Short task:
Leaving out every picture, quote the data below exactly as it appears.

Dataset content:

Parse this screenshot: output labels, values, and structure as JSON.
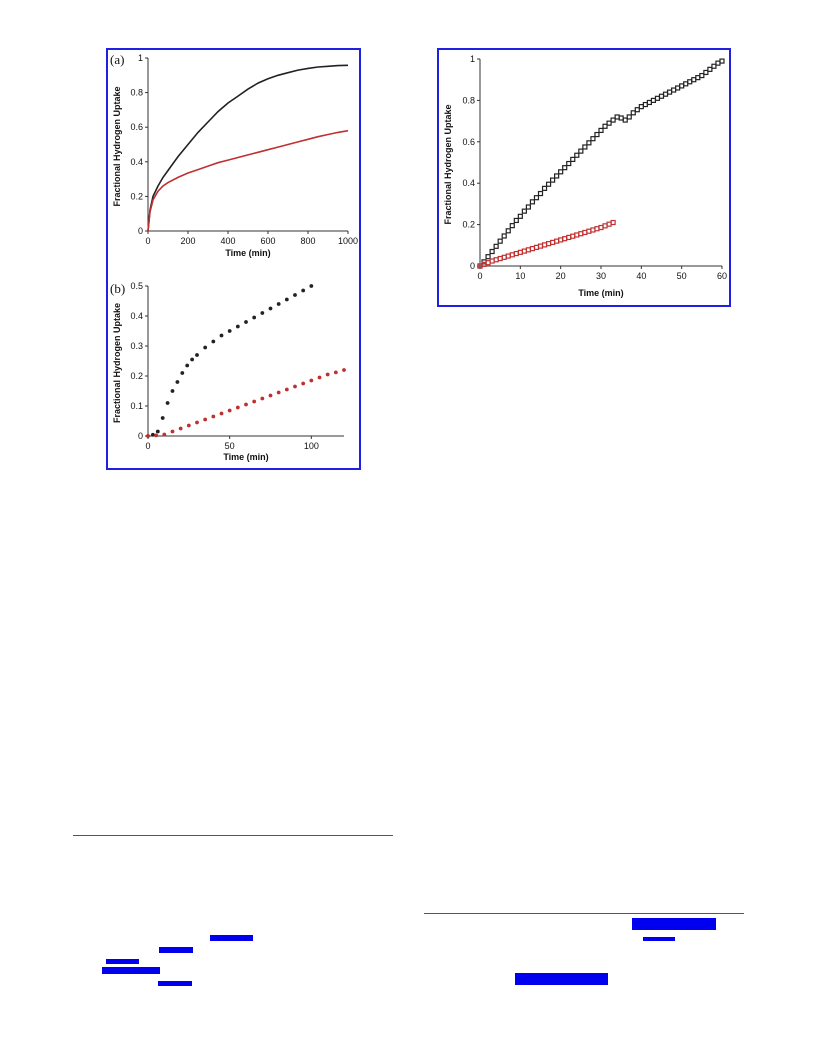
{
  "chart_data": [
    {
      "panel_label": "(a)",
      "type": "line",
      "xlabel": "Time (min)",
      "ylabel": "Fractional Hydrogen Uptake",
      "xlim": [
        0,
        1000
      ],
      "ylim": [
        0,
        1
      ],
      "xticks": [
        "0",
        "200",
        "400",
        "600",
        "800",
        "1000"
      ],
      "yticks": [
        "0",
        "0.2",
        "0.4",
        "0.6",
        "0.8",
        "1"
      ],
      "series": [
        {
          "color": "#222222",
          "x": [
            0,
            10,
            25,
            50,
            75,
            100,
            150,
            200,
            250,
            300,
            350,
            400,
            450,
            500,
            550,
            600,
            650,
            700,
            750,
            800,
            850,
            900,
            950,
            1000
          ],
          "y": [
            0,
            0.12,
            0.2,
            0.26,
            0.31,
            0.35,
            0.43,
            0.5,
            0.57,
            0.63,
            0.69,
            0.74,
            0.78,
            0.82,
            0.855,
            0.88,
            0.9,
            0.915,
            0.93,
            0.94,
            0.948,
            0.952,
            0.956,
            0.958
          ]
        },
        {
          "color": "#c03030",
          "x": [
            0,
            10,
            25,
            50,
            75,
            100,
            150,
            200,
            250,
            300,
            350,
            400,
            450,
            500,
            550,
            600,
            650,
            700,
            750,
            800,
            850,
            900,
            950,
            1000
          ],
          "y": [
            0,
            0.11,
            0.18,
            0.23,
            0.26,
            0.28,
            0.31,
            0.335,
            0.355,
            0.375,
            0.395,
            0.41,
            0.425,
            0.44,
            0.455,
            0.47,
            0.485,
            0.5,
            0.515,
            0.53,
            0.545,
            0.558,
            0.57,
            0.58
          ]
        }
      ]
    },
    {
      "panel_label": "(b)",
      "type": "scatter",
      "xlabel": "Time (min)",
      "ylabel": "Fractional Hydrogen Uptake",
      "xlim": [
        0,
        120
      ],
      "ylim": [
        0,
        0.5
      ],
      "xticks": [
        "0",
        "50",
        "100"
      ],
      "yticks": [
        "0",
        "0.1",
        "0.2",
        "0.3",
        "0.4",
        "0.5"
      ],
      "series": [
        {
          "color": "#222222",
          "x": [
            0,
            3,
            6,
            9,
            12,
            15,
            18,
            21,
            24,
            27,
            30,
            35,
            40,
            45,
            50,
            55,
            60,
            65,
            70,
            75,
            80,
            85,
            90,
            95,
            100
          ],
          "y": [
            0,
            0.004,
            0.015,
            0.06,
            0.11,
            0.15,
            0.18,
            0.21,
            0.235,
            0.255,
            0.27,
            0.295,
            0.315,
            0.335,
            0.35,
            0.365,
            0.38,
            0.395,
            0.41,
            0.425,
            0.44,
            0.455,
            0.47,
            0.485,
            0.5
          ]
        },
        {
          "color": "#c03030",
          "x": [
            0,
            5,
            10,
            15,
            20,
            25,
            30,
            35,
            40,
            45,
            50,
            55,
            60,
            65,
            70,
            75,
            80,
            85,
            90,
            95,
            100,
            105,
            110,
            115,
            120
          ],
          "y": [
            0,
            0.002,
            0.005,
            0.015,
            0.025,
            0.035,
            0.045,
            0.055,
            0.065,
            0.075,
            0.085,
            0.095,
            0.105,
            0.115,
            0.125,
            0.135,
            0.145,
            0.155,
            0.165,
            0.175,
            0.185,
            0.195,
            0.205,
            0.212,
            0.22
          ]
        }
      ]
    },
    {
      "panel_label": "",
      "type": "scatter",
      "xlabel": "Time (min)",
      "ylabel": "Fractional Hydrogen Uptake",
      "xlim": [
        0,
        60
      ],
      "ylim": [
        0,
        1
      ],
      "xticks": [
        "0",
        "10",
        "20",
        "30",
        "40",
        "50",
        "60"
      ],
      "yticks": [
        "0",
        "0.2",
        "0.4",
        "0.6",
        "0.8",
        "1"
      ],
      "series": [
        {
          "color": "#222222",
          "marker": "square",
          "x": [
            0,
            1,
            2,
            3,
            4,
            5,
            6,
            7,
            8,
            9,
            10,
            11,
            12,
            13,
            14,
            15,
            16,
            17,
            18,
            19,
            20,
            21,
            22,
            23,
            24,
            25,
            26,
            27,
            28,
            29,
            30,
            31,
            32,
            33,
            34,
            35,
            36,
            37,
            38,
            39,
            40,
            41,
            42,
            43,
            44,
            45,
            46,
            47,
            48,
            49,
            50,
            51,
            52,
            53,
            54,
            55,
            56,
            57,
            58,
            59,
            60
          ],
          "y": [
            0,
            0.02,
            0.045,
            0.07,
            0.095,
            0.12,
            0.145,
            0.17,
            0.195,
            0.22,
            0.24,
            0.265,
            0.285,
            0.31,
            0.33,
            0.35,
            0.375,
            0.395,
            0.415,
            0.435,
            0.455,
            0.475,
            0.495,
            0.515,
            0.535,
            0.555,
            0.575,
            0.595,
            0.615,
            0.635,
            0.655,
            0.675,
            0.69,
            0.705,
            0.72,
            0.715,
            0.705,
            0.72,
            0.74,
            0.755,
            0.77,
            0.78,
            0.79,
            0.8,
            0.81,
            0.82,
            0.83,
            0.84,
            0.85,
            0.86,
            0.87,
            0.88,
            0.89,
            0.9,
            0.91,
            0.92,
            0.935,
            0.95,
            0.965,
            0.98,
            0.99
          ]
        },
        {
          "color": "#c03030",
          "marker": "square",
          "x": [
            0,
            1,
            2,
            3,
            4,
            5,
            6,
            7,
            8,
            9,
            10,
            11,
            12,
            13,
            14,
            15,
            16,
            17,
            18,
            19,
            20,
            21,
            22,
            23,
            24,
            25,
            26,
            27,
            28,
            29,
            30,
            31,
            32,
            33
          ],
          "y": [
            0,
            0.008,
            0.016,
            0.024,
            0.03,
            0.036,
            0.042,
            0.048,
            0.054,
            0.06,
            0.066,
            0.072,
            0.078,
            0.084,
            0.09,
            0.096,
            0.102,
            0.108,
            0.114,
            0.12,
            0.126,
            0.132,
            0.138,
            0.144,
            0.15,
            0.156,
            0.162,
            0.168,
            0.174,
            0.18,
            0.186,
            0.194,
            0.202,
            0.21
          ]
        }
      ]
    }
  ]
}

Task result:
Parse this screenshot: output labels, values, and structure as JSON.
{
  "chart_data": [
    {
      "panel_label": "(a)",
      "type": "line",
      "xlabel": "Time (min)",
      "ylabel": "Fractional Hydrogen Uptake",
      "xlim": [
        0,
        1000
      ],
      "ylim": [
        0,
        1
      ],
      "xticks": [
        "0",
        "200",
        "400",
        "600",
        "800",
        "1000"
      ],
      "yticks": [
        "0",
        "0.2",
        "0.4",
        "0.6",
        "0.8",
        "1"
      ],
      "series": [
        {
          "color": "#222222",
          "x": [
            0,
            10,
            25,
            50,
            75,
            100,
            150,
            200,
            250,
            300,
            350,
            400,
            450,
            500,
            550,
            600,
            650,
            700,
            750,
            800,
            850,
            900,
            950,
            1000
          ],
          "y": [
            0,
            0.12,
            0.2,
            0.26,
            0.31,
            0.35,
            0.43,
            0.5,
            0.57,
            0.63,
            0.69,
            0.74,
            0.78,
            0.82,
            0.855,
            0.88,
            0.9,
            0.915,
            0.93,
            0.94,
            0.948,
            0.952,
            0.956,
            0.958
          ]
        },
        {
          "color": "#c03030",
          "x": [
            0,
            10,
            25,
            50,
            75,
            100,
            150,
            200,
            250,
            300,
            350,
            400,
            450,
            500,
            550,
            600,
            650,
            700,
            750,
            800,
            850,
            900,
            950,
            1000
          ],
          "y": [
            0,
            0.11,
            0.18,
            0.23,
            0.26,
            0.28,
            0.31,
            0.335,
            0.355,
            0.375,
            0.395,
            0.41,
            0.425,
            0.44,
            0.455,
            0.47,
            0.485,
            0.5,
            0.515,
            0.53,
            0.545,
            0.558,
            0.57,
            0.58
          ]
        }
      ]
    },
    {
      "panel_label": "(b)",
      "type": "scatter",
      "xlabel": "Time (min)",
      "ylabel": "Fractional Hydrogen Uptake",
      "xlim": [
        0,
        120
      ],
      "ylim": [
        0,
        0.5
      ],
      "xticks": [
        "0",
        "50",
        "100"
      ],
      "yticks": [
        "0",
        "0.1",
        "0.2",
        "0.3",
        "0.4",
        "0.5"
      ],
      "series": [
        {
          "color": "#222222",
          "x": [
            0,
            3,
            6,
            9,
            12,
            15,
            18,
            21,
            24,
            27,
            30,
            35,
            40,
            45,
            50,
            55,
            60,
            65,
            70,
            75,
            80,
            85,
            90,
            95,
            100
          ],
          "y": [
            0,
            0.004,
            0.015,
            0.06,
            0.11,
            0.15,
            0.18,
            0.21,
            0.235,
            0.255,
            0.27,
            0.295,
            0.315,
            0.335,
            0.35,
            0.365,
            0.38,
            0.395,
            0.41,
            0.425,
            0.44,
            0.455,
            0.47,
            0.485,
            0.5
          ]
        },
        {
          "color": "#c03030",
          "x": [
            0,
            5,
            10,
            15,
            20,
            25,
            30,
            35,
            40,
            45,
            50,
            55,
            60,
            65,
            70,
            75,
            80,
            85,
            90,
            95,
            100,
            105,
            110,
            115,
            120
          ],
          "y": [
            0,
            0.002,
            0.005,
            0.015,
            0.025,
            0.035,
            0.045,
            0.055,
            0.065,
            0.075,
            0.085,
            0.095,
            0.105,
            0.115,
            0.125,
            0.135,
            0.145,
            0.155,
            0.165,
            0.175,
            0.185,
            0.195,
            0.205,
            0.212,
            0.22
          ]
        }
      ]
    },
    {
      "panel_label": "",
      "type": "scatter",
      "xlabel": "Time (min)",
      "ylabel": "Fractional Hydrogen Uptake",
      "xlim": [
        0,
        60
      ],
      "ylim": [
        0,
        1
      ],
      "xticks": [
        "0",
        "10",
        "20",
        "30",
        "40",
        "50",
        "60"
      ],
      "yticks": [
        "0",
        "0.2",
        "0.4",
        "0.6",
        "0.8",
        "1"
      ],
      "series": [
        {
          "color": "#222222",
          "marker": "square",
          "x": [
            0,
            1,
            2,
            3,
            4,
            5,
            6,
            7,
            8,
            9,
            10,
            11,
            12,
            13,
            14,
            15,
            16,
            17,
            18,
            19,
            20,
            21,
            22,
            23,
            24,
            25,
            26,
            27,
            28,
            29,
            30,
            31,
            32,
            33,
            34,
            35,
            36,
            37,
            38,
            39,
            40,
            41,
            42,
            43,
            44,
            45,
            46,
            47,
            48,
            49,
            50,
            51,
            52,
            53,
            54,
            55,
            56,
            57,
            58,
            59,
            60
          ],
          "y": [
            0,
            0.02,
            0.045,
            0.07,
            0.095,
            0.12,
            0.145,
            0.17,
            0.195,
            0.22,
            0.24,
            0.265,
            0.285,
            0.31,
            0.33,
            0.35,
            0.375,
            0.395,
            0.415,
            0.435,
            0.455,
            0.475,
            0.495,
            0.515,
            0.535,
            0.555,
            0.575,
            0.595,
            0.615,
            0.635,
            0.655,
            0.675,
            0.69,
            0.705,
            0.72,
            0.715,
            0.705,
            0.72,
            0.74,
            0.755,
            0.77,
            0.78,
            0.79,
            0.8,
            0.81,
            0.82,
            0.83,
            0.84,
            0.85,
            0.86,
            0.87,
            0.88,
            0.89,
            0.9,
            0.91,
            0.92,
            0.935,
            0.95,
            0.965,
            0.98,
            0.99
          ]
        },
        {
          "color": "#c03030",
          "marker": "square",
          "x": [
            0,
            1,
            2,
            3,
            4,
            5,
            6,
            7,
            8,
            9,
            10,
            11,
            12,
            13,
            14,
            15,
            16,
            17,
            18,
            19,
            20,
            21,
            22,
            23,
            24,
            25,
            26,
            27,
            28,
            29,
            30,
            31,
            32,
            33
          ],
          "y": [
            0,
            0.008,
            0.016,
            0.024,
            0.03,
            0.036,
            0.042,
            0.048,
            0.054,
            0.06,
            0.066,
            0.072,
            0.078,
            0.084,
            0.09,
            0.096,
            0.102,
            0.108,
            0.114,
            0.12,
            0.126,
            0.132,
            0.138,
            0.144,
            0.15,
            0.156,
            0.162,
            0.168,
            0.174,
            0.18,
            0.186,
            0.194,
            0.202,
            0.21
          ]
        }
      ]
    }
  ]
}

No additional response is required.